BEGIN

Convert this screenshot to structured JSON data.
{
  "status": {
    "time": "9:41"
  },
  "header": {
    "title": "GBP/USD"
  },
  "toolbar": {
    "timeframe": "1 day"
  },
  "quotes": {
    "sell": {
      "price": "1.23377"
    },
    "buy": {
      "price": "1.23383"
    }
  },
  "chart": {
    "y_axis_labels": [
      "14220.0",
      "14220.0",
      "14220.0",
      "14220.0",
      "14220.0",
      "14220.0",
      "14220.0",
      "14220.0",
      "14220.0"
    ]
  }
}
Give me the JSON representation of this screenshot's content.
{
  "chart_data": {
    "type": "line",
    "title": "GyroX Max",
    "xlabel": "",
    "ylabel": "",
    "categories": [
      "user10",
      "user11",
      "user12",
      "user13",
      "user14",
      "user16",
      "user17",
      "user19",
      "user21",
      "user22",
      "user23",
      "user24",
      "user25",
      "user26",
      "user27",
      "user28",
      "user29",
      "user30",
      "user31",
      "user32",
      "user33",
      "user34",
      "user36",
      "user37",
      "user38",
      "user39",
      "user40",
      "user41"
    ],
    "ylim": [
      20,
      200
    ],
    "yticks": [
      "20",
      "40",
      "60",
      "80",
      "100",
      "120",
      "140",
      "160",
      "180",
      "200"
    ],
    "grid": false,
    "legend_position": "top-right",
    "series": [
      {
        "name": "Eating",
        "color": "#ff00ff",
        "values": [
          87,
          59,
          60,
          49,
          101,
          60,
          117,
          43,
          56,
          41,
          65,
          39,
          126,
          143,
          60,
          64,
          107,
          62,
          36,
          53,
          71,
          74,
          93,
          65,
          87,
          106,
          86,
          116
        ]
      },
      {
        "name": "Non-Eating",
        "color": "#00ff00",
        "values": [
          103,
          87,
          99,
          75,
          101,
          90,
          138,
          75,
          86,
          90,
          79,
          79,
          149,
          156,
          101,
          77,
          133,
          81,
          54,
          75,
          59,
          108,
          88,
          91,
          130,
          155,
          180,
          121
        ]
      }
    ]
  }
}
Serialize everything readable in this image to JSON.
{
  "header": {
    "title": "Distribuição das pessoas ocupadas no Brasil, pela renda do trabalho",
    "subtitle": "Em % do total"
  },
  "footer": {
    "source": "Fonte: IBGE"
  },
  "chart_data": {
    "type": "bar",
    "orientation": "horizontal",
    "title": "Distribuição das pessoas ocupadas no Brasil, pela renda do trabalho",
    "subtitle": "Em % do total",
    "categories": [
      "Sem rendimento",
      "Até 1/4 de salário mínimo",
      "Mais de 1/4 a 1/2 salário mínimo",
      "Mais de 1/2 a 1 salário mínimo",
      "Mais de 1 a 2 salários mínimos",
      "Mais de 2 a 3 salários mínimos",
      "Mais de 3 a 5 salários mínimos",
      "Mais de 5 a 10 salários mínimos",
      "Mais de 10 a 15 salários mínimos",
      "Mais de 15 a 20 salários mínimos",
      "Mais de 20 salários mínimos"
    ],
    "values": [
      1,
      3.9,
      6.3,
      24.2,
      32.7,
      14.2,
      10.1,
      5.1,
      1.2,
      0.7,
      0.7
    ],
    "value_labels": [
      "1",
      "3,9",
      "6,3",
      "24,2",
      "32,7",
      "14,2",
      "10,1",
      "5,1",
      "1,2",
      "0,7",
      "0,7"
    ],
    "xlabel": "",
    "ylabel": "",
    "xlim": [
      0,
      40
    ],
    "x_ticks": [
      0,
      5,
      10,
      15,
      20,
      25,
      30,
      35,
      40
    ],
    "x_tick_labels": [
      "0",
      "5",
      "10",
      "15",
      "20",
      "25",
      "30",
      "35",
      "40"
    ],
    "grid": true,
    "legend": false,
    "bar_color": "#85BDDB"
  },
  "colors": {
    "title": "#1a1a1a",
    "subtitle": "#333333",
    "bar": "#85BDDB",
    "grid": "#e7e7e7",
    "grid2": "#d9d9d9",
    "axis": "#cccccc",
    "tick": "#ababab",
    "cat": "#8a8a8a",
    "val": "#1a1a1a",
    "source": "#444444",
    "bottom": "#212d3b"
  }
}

END

The records above should be duplicated in full, exactly as given.

Convert this screenshot to structured JSON data.
{
  "status": {
    "time": "9:41"
  },
  "header": {
    "title": "GBP/USD"
  },
  "toolbar": {
    "timeframe": "1 day"
  },
  "quotes": {
    "sell": {
      "price": "1.23377"
    },
    "buy": {
      "price": "1.23383"
    }
  },
  "chart": {
    "y_axis_labels": [
      "14220.0",
      "14220.0",
      "14220.0",
      "14220.0",
      "14220.0",
      "14220.0",
      "14220.0",
      "14220.0",
      "14220.0"
    ]
  }
}
Give me the JSON representation of this screenshot's content.
{
  "chart_data": {
    "type": "line",
    "title": "GyroX Max",
    "xlabel": "",
    "ylabel": "",
    "categories": [
      "user10",
      "user11",
      "user12",
      "user13",
      "user14",
      "user16",
      "user17",
      "user19",
      "user21",
      "user22",
      "user23",
      "user24",
      "user25",
      "user26",
      "user27",
      "user28",
      "user29",
      "user30",
      "user31",
      "user32",
      "user33",
      "user34",
      "user36",
      "user37",
      "user38",
      "user39",
      "user40",
      "user41"
    ],
    "ylim": [
      20,
      200
    ],
    "yticks": [
      "20",
      "40",
      "60",
      "80",
      "100",
      "120",
      "140",
      "160",
      "180",
      "200"
    ],
    "grid": false,
    "legend_position": "top-right",
    "series": [
      {
        "name": "Eating",
        "color": "#ff00ff",
        "values": [
          87,
          59,
          60,
          49,
          101,
          60,
          117,
          43,
          56,
          41,
          65,
          39,
          126,
          143,
          60,
          64,
          107,
          62,
          36,
          53,
          71,
          74,
          93,
          65,
          87,
          106,
          86,
          116
        ]
      },
      {
        "name": "Non-Eating",
        "color": "#00ff00",
        "values": [
          103,
          87,
          99,
          75,
          101,
          90,
          138,
          75,
          86,
          90,
          79,
          79,
          149,
          156,
          101,
          77,
          133,
          81,
          54,
          75,
          59,
          108,
          88,
          91,
          130,
          155,
          180,
          121
        ]
      }
    ]
  }
}
Serialize everything readable in this image to JSON.
{
  "header": {
    "title": "Distribuição das pessoas ocupadas no Brasil, pela renda do trabalho",
    "subtitle": "Em % do total"
  },
  "footer": {
    "source": "Fonte: IBGE"
  },
  "chart_data": {
    "type": "bar",
    "orientation": "horizontal",
    "title": "Distribuição das pessoas ocupadas no Brasil, pela renda do trabalho",
    "subtitle": "Em % do total",
    "categories": [
      "Sem rendimento",
      "Até 1/4 de salário mínimo",
      "Mais de 1/4 a 1/2 salário mínimo",
      "Mais de 1/2 a 1 salário mínimo",
      "Mais de 1 a 2 salários mínimos",
      "Mais de 2 a 3 salários mínimos",
      "Mais de 3 a 5 salários mínimos",
      "Mais de 5 a 10 salários mínimos",
      "Mais de 10 a 15 salários mínimos",
      "Mais de 15 a 20 salários mínimos",
      "Mais de 20 salários mínimos"
    ],
    "values": [
      1,
      3.9,
      6.3,
      24.2,
      32.7,
      14.2,
      10.1,
      5.1,
      1.2,
      0.7,
      0.7
    ],
    "value_labels": [
      "1",
      "3,9",
      "6,3",
      "24,2",
      "32,7",
      "14,2",
      "10,1",
      "5,1",
      "1,2",
      "0,7",
      "0,7"
    ],
    "xlabel": "",
    "ylabel": "",
    "xlim": [
      0,
      40
    ],
    "x_ticks": [
      0,
      5,
      10,
      15,
      20,
      25,
      30,
      35,
      40
    ],
    "x_tick_labels": [
      "0",
      "5",
      "10",
      "15",
      "20",
      "25",
      "30",
      "35",
      "40"
    ],
    "grid": true,
    "legend": false,
    "bar_color": "#85BDDB"
  },
  "colors": {
    "title": "#1a1a1a",
    "subtitle": "#333333",
    "bar": "#85BDDB",
    "grid": "#e7e7e7",
    "grid2": "#d9d9d9",
    "axis": "#cccccc",
    "tick": "#ababab",
    "cat": "#8a8a8a",
    "val": "#1a1a1a",
    "source": "#444444",
    "bottom": "#212d3b"
  }
}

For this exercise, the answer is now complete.